*Short exercise*. Go through the entries below and collect each line with the string "CheckboxEditor" in it.

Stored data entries

·····

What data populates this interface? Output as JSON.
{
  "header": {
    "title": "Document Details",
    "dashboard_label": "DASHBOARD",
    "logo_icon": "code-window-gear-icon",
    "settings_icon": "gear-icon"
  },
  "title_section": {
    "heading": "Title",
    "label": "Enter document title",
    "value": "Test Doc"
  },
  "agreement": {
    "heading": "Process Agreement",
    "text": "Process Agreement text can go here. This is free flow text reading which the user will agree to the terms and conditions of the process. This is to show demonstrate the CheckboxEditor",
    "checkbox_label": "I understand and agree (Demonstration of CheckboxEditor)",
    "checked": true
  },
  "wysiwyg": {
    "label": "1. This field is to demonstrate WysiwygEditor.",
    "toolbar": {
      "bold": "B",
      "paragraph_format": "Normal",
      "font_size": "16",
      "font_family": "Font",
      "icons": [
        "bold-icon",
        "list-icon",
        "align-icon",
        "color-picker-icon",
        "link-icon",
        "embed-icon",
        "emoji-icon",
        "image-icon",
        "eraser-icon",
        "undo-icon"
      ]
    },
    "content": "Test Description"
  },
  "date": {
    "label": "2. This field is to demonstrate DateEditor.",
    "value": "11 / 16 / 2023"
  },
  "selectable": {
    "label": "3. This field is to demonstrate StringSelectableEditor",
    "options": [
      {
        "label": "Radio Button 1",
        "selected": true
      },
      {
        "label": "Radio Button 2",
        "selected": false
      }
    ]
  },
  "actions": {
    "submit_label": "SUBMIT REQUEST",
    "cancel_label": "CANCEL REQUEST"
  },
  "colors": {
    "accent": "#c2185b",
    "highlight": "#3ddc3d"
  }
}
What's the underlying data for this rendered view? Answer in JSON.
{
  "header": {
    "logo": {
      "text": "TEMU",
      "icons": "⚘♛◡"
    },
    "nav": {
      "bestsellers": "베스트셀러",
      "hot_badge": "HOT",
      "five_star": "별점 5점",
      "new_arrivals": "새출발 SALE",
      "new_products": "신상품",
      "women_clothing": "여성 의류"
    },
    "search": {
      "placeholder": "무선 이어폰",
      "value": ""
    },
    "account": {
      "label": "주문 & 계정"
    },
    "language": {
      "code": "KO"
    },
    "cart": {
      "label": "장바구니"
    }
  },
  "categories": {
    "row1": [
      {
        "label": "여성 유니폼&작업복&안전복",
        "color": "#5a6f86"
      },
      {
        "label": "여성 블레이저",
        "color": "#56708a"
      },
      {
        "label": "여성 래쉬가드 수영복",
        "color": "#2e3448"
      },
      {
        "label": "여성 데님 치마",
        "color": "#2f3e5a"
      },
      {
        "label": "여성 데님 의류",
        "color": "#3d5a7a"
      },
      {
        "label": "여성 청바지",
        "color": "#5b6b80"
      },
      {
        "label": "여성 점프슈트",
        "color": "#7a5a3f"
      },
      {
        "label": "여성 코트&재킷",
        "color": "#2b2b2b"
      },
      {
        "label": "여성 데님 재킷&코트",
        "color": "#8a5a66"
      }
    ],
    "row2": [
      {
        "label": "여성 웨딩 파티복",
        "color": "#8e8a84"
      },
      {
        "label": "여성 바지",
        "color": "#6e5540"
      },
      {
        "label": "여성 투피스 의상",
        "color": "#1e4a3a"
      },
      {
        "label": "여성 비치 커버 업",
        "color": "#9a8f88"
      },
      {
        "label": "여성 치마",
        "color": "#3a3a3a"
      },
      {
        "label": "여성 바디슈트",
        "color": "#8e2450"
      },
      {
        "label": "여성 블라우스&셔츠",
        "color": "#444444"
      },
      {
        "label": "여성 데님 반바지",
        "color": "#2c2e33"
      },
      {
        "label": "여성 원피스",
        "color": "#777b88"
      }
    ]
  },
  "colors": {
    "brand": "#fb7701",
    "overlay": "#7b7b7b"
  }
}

·····

*Response*.
    "text": "Process Agreement text can go here. This is free flow text reading which the user will agree to the terms and conditions of the process. This is to show demonstrate the CheckboxEditor",
    "checkbox_label": "I understand and agree (Demonstration of CheckboxEditor)",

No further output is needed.